**Goal of the exercise**
Repeat the whole listing below, word for word.

#####

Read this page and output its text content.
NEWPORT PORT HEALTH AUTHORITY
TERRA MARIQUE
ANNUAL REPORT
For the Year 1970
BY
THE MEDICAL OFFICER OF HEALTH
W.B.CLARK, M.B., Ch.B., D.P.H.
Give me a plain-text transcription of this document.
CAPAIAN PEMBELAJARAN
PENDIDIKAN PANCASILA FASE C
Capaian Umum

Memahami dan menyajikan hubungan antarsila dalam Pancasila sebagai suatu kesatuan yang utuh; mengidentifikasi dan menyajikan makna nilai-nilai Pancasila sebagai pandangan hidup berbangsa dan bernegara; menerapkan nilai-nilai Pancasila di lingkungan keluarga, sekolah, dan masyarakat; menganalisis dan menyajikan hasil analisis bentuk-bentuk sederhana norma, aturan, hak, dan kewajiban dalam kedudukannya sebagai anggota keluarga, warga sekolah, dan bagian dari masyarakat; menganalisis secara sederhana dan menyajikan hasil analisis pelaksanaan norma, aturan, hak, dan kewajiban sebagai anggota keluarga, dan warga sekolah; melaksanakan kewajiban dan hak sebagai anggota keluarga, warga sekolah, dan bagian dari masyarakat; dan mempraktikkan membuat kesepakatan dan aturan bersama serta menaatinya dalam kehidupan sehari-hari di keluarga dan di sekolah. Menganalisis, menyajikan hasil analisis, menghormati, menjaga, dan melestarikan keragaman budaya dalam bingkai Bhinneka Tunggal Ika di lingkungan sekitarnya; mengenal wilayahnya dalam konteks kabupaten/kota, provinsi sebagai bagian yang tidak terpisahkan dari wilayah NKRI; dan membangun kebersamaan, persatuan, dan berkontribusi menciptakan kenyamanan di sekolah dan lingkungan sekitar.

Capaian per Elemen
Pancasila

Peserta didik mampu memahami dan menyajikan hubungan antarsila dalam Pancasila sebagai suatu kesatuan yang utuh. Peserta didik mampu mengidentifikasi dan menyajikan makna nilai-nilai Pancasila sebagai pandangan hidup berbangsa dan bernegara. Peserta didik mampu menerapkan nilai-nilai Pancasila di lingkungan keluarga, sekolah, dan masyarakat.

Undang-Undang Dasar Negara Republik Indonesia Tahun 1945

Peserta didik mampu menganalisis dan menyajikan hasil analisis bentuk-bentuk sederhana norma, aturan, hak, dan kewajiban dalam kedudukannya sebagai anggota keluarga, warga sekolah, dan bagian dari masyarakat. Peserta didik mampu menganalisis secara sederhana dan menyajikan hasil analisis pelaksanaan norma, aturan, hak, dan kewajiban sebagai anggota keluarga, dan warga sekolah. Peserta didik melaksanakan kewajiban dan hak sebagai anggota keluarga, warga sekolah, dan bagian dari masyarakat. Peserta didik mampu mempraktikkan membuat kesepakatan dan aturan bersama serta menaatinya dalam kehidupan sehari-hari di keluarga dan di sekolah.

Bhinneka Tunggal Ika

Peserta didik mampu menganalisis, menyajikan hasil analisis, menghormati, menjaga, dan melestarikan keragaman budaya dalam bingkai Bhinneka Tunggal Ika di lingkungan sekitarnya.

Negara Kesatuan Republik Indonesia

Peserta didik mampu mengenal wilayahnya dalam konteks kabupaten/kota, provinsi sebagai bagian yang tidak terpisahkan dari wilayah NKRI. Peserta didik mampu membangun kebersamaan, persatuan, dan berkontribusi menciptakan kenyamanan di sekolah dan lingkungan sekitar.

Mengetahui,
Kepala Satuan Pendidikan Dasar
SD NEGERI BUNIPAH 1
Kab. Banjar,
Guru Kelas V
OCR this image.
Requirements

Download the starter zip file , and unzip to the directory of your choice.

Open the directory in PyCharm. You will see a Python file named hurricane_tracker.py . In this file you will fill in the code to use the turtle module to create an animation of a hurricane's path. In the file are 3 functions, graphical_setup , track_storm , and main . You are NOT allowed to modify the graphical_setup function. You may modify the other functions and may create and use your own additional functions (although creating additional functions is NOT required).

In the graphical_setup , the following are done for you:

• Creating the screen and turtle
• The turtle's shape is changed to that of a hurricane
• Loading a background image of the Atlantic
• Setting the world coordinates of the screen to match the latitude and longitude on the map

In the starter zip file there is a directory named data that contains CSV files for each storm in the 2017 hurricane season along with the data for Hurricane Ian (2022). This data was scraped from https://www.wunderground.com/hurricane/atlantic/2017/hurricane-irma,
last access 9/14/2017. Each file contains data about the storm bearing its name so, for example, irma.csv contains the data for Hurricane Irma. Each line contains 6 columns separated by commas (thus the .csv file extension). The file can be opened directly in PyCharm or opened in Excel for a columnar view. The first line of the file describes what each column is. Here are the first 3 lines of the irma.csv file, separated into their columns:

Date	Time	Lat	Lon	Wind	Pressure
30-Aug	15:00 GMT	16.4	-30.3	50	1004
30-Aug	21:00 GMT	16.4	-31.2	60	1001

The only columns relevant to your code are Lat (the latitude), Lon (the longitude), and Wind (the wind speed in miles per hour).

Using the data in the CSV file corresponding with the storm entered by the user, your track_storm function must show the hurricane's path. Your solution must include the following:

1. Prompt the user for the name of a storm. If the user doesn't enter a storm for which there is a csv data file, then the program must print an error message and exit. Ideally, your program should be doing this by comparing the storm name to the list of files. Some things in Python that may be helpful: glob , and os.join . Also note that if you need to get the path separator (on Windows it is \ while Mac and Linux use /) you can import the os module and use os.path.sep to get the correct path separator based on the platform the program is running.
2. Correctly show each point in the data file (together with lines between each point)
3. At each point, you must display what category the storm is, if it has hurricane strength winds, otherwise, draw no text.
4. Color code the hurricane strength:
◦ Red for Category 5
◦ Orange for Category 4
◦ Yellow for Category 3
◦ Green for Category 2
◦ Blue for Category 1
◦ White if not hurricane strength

#####

**Final answer**
Read this page and output its text content.
NEWPORT PORT HEALTH AUTHORITY
TERRA MARIQUE
ANNUAL REPORT
For the Year 1970
BY
THE MEDICAL OFFICER OF HEALTH
W.B.CLARK, M.B., Ch.B., D.P.H.
Give me a plain-text transcription of this document.
CAPAIAN PEMBELAJARAN
PENDIDIKAN PANCASILA FASE C
Capaian Umum

Memahami dan menyajikan hubungan antarsila dalam Pancasila sebagai suatu kesatuan yang utuh; mengidentifikasi dan menyajikan makna nilai-nilai Pancasila sebagai pandangan hidup berbangsa dan bernegara; menerapkan nilai-nilai Pancasila di lingkungan keluarga, sekolah, dan masyarakat; menganalisis dan menyajikan hasil analisis bentuk-bentuk sederhana norma, aturan, hak, dan kewajiban dalam kedudukannya sebagai anggota keluarga, warga sekolah, dan bagian dari masyarakat; menganalisis secara sederhana dan menyajikan hasil analisis pelaksanaan norma, aturan, hak, dan kewajiban sebagai anggota keluarga, dan warga sekolah; melaksanakan kewajiban dan hak sebagai anggota keluarga, warga sekolah, dan bagian dari masyarakat; dan mempraktikkan membuat kesepakatan dan aturan bersama serta menaatinya dalam kehidupan sehari-hari di keluarga dan di sekolah. Menganalisis, menyajikan hasil analisis, menghormati, menjaga, dan melestarikan keragaman budaya dalam bingkai Bhinneka Tunggal Ika di lingkungan sekitarnya; mengenal wilayahnya dalam konteks kabupaten/kota, provinsi sebagai bagian yang tidak terpisahkan dari wilayah NKRI; dan membangun kebersamaan, persatuan, dan berkontribusi menciptakan kenyamanan di sekolah dan lingkungan sekitar.

Capaian per Elemen
Pancasila

Peserta didik mampu memahami dan menyajikan hubungan antarsila dalam Pancasila sebagai suatu kesatuan yang utuh. Peserta didik mampu mengidentifikasi dan menyajikan makna nilai-nilai Pancasila sebagai pandangan hidup berbangsa dan bernegara. Peserta didik mampu menerapkan nilai-nilai Pancasila di lingkungan keluarga, sekolah, dan masyarakat.

Undang-Undang Dasar Negara Republik Indonesia Tahun 1945

Peserta didik mampu menganalisis dan menyajikan hasil analisis bentuk-bentuk sederhana norma, aturan, hak, dan kewajiban dalam kedudukannya sebagai anggota keluarga, warga sekolah, dan bagian dari masyarakat. Peserta didik mampu menganalisis secara sederhana dan menyajikan hasil analisis pelaksanaan norma, aturan, hak, dan kewajiban sebagai anggota keluarga, dan warga sekolah. Peserta didik melaksanakan kewajiban dan hak sebagai anggota keluarga, warga sekolah, dan bagian dari masyarakat. Peserta didik mampu mempraktikkan membuat kesepakatan dan aturan bersama serta menaatinya dalam kehidupan sehari-hari di keluarga dan di sekolah.

Bhinneka Tunggal Ika

Peserta didik mampu menganalisis, menyajikan hasil analisis, menghormati, menjaga, dan melestarikan keragaman budaya dalam bingkai Bhinneka Tunggal Ika di lingkungan sekitarnya.

Negara Kesatuan Republik Indonesia

Peserta didik mampu mengenal wilayahnya dalam konteks kabupaten/kota, provinsi sebagai bagian yang tidak terpisahkan dari wilayah NKRI. Peserta didik mampu membangun kebersamaan, persatuan, dan berkontribusi menciptakan kenyamanan di sekolah dan lingkungan sekitar.

Mengetahui,
Kepala Satuan Pendidikan Dasar
SD NEGERI BUNIPAH 1
Kab. Banjar,
Guru Kelas V
OCR this image.
Requirements

Download the starter zip file , and unzip to the directory of your choice.

Open the directory in PyCharm. You will see a Python file named hurricane_tracker.py . In this file you will fill in the code to use the turtle module to create an animation of a hurricane's path. In the file are 3 functions, graphical_setup , track_storm , and main . You are NOT allowed to modify the graphical_setup function. You may modify the other functions and may create and use your own additional functions (although creating additional functions is NOT required).

In the graphical_setup , the following are done for you:

• Creating the screen and turtle
• The turtle's shape is changed to that of a hurricane
• Loading a background image of the Atlantic
• Setting the world coordinates of the screen to match the latitude and longitude on the map

In the starter zip file there is a directory named data that contains CSV files for each storm in the 2017 hurricane season along with the data for Hurricane Ian (2022). This data was scraped from https://www.wunderground.com/hurricane/atlantic/2017/hurricane-irma,
last access 9/14/2017. Each file contains data about the storm bearing its name so, for example, irma.csv contains the data for Hurricane Irma. Each line contains 6 columns separated by commas (thus the .csv file extension). The file can be opened directly in PyCharm or opened in Excel for a columnar view. The first line of the file describes what each column is. Here are the first 3 lines of the irma.csv file, separated into their columns:

Date	Time	Lat	Lon	Wind	Pressure
30-Aug	15:00 GMT	16.4	-30.3	50	1004
30-Aug	21:00 GMT	16.4	-31.2	60	1001

The only columns relevant to your code are Lat (the latitude), Lon (the longitude), and Wind (the wind speed in miles per hour).

Using the data in the CSV file corresponding with the storm entered by the user, your track_storm function must show the hurricane's path. Your solution must include the following:

1. Prompt the user for the name of a storm. If the user doesn't enter a storm for which there is a csv data file, then the program must print an error message and exit. Ideally, your program should be doing this by comparing the storm name to the list of files. Some things in Python that may be helpful: glob , and os.join . Also note that if you need to get the path separator (on Windows it is \ while Mac and Linux use /) you can import the os module and use os.path.sep to get the correct path separator based on the platform the program is running.
2. Correctly show each point in the data file (together with lines between each point)
3. At each point, you must display what category the storm is, if it has hurricane strength winds, otherwise, draw no text.
4. Color code the hurricane strength:
◦ Red for Category 5
◦ Orange for Category 4
◦ Yellow for Category 3
◦ Green for Category 2
◦ Blue for Category 1
◦ White if not hurricane strength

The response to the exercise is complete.